The task -> Wherever the string "volume" appears in a line, extract that line.
============
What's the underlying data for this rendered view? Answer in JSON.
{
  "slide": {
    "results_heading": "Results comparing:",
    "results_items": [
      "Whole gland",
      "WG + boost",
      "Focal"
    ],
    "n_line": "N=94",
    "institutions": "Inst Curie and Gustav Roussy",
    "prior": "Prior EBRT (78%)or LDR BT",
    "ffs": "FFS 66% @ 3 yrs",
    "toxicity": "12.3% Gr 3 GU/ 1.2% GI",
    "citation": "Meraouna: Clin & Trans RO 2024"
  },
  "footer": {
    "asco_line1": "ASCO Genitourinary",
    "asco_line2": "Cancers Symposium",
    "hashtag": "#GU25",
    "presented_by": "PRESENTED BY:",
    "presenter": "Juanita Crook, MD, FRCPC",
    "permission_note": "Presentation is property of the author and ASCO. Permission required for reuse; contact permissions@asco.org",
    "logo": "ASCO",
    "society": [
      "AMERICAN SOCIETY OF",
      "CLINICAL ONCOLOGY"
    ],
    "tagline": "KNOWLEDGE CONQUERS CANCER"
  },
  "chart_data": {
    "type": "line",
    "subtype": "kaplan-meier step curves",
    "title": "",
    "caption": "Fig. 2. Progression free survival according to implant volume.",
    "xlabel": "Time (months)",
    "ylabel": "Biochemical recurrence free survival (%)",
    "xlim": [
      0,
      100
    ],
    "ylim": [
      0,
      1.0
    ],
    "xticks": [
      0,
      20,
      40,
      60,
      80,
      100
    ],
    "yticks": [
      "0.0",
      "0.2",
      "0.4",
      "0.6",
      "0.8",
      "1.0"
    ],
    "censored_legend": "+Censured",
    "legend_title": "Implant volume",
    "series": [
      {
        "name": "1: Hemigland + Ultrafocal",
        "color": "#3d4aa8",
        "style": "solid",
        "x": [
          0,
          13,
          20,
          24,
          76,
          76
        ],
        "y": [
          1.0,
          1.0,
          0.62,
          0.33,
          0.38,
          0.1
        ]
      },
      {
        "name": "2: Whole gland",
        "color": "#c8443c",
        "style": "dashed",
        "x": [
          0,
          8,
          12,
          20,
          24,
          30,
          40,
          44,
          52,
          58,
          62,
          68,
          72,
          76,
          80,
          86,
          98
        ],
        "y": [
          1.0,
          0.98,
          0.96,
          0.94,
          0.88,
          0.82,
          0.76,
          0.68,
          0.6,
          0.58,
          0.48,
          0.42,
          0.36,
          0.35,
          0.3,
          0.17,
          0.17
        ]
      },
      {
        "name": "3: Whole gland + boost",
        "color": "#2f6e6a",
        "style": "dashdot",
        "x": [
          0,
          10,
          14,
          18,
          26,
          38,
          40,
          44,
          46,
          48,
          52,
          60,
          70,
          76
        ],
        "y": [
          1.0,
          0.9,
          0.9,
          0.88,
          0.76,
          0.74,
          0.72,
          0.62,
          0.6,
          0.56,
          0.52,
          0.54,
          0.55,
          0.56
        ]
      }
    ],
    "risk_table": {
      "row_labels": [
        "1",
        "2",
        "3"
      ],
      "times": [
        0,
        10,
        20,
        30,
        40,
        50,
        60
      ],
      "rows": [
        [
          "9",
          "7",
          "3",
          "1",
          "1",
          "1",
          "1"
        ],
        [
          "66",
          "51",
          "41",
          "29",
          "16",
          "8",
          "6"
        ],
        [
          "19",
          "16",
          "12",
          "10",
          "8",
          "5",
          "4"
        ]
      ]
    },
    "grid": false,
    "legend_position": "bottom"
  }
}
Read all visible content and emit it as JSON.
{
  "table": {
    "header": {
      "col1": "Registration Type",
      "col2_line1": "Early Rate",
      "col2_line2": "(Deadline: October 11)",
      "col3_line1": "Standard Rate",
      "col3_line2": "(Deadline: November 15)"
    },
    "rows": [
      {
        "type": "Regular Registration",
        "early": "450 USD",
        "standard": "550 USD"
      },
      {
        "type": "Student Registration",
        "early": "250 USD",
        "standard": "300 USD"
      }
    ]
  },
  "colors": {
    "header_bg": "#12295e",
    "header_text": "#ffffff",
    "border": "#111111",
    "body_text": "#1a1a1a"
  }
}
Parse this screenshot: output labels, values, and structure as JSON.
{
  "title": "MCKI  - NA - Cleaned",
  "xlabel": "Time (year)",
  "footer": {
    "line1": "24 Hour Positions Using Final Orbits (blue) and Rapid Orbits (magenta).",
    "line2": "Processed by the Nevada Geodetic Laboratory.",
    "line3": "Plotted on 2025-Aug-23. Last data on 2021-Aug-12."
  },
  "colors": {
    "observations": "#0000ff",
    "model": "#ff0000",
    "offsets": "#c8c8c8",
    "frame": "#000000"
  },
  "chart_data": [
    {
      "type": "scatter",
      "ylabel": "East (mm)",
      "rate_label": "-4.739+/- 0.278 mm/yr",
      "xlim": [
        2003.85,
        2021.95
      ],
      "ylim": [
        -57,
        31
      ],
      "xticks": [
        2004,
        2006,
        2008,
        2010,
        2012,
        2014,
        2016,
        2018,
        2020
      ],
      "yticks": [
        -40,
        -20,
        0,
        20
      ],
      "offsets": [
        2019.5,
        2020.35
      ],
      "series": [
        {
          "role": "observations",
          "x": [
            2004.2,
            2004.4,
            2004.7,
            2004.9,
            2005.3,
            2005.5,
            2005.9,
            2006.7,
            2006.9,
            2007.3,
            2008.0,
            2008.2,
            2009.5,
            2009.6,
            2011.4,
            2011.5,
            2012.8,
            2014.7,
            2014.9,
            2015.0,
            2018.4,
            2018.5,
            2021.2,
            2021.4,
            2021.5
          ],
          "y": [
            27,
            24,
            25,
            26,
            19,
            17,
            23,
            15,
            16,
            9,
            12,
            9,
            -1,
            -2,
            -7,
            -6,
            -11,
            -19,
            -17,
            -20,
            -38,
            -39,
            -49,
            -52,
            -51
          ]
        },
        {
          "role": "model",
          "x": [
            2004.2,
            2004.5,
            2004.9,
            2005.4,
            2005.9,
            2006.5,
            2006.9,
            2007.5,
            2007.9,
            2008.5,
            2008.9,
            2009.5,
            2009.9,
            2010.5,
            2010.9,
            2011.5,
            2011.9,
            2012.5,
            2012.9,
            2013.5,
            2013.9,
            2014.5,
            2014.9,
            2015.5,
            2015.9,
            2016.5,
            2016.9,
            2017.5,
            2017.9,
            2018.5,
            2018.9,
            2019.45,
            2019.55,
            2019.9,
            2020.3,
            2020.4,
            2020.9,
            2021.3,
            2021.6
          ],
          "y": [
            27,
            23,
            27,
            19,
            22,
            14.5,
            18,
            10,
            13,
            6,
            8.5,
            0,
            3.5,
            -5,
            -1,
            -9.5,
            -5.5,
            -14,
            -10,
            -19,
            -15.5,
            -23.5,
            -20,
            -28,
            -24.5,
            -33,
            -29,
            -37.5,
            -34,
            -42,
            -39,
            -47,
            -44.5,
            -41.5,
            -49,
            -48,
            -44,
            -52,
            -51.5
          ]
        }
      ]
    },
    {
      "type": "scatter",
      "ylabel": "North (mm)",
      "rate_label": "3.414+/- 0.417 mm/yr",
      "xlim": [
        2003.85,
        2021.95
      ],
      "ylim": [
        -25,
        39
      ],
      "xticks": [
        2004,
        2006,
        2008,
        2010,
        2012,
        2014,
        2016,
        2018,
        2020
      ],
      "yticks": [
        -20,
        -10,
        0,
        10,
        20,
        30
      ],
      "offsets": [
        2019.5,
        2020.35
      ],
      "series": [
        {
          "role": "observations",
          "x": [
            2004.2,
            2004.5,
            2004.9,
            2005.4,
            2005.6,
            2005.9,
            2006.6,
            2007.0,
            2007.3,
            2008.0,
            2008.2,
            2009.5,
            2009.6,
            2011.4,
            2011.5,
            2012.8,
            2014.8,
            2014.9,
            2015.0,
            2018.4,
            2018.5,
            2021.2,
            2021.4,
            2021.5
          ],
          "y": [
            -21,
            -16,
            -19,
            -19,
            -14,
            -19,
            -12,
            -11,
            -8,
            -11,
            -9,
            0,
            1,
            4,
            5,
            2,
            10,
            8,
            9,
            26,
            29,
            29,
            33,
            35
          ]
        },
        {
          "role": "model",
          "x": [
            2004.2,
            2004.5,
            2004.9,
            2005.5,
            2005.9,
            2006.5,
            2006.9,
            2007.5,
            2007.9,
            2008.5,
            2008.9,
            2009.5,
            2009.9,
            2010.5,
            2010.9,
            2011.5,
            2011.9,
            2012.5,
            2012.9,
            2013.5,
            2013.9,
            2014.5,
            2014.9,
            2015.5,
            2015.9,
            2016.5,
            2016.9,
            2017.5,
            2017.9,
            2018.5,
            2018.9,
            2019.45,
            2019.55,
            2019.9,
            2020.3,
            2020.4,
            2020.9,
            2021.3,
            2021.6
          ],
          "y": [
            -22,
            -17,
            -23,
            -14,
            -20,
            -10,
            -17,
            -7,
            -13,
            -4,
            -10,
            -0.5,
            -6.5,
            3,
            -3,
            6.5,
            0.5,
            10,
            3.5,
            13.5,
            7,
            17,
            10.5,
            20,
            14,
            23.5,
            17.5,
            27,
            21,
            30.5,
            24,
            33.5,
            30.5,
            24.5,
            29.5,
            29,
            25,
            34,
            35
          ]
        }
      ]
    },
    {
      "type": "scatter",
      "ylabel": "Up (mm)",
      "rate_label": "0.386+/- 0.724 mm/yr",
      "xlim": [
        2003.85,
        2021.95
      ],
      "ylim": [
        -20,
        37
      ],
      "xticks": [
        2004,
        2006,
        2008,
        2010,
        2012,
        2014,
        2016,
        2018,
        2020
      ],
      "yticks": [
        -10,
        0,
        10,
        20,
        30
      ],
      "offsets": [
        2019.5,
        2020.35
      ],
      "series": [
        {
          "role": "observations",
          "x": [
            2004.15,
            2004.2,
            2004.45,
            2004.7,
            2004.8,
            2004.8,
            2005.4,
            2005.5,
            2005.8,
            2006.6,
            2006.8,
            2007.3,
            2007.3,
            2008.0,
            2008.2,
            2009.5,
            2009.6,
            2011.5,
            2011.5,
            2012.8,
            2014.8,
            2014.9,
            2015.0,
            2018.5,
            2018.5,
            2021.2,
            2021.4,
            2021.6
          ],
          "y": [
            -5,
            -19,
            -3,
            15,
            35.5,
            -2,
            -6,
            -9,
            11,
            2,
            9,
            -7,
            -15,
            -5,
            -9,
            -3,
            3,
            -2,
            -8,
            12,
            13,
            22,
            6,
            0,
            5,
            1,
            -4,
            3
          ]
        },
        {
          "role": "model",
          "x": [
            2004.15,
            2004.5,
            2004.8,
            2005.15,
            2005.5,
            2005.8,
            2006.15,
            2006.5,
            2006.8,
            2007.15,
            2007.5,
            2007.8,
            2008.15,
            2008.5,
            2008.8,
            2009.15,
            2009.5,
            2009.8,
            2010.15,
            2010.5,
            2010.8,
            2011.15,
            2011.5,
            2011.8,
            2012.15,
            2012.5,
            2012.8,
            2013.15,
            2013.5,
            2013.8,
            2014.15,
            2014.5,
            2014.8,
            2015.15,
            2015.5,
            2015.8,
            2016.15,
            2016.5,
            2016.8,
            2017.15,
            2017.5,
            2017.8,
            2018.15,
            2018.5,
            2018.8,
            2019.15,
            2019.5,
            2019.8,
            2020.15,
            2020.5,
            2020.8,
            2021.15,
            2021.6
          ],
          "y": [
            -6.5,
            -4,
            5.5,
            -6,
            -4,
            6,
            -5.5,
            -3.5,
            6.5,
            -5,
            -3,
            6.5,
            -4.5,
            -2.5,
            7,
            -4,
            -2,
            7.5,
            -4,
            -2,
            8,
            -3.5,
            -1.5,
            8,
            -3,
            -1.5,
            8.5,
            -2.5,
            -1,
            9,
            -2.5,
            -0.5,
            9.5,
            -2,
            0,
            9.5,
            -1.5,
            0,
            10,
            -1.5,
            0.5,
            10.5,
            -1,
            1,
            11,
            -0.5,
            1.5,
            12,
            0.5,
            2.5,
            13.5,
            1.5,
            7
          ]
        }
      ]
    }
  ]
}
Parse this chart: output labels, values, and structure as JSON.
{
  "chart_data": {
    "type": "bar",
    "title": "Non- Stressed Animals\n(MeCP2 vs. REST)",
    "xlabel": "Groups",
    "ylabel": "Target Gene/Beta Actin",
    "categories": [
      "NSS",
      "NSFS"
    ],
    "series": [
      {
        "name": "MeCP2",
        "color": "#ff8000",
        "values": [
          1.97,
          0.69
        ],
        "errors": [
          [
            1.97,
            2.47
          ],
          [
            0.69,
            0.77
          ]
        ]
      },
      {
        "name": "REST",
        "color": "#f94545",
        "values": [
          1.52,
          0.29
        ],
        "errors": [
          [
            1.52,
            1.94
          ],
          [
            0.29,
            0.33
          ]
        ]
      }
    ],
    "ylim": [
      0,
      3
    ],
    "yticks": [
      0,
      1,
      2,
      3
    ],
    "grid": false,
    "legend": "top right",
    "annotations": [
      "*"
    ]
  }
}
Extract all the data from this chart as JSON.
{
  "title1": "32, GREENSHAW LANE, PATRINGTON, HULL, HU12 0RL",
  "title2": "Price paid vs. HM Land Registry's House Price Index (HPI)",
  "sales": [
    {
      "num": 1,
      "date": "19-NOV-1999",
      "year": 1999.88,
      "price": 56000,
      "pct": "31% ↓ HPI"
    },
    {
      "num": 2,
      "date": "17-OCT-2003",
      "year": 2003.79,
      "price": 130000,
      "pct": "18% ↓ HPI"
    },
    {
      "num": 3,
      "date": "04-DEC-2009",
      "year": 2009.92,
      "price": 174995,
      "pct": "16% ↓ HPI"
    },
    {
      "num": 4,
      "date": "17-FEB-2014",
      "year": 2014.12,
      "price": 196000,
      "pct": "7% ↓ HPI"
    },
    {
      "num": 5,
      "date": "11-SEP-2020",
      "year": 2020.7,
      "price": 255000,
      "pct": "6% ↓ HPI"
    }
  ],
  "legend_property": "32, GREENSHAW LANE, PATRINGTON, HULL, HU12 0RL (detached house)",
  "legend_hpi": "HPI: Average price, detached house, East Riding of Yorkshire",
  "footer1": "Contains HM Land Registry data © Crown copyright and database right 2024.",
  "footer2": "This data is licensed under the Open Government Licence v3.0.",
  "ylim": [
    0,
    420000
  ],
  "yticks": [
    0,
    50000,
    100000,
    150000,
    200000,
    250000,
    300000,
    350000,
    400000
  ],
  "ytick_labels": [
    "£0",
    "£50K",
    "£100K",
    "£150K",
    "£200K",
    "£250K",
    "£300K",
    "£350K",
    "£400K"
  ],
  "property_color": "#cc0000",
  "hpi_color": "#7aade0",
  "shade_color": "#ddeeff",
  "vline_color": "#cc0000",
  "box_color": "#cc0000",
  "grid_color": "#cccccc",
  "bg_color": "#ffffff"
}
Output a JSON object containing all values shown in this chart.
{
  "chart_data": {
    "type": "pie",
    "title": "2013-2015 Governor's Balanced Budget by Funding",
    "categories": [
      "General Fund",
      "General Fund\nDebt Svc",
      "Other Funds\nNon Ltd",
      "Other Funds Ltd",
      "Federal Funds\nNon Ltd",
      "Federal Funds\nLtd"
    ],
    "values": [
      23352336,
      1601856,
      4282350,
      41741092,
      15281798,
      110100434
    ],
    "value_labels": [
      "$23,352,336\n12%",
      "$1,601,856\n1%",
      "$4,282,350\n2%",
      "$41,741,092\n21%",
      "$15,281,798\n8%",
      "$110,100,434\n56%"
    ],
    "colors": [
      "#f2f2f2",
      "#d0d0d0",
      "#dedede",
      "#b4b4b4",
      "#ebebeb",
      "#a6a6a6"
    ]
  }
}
============
Answer to this problem ->
    "caption": "Fig. 2. Progression free survival according to implant volume.",
    "legend_title": "Implant volume",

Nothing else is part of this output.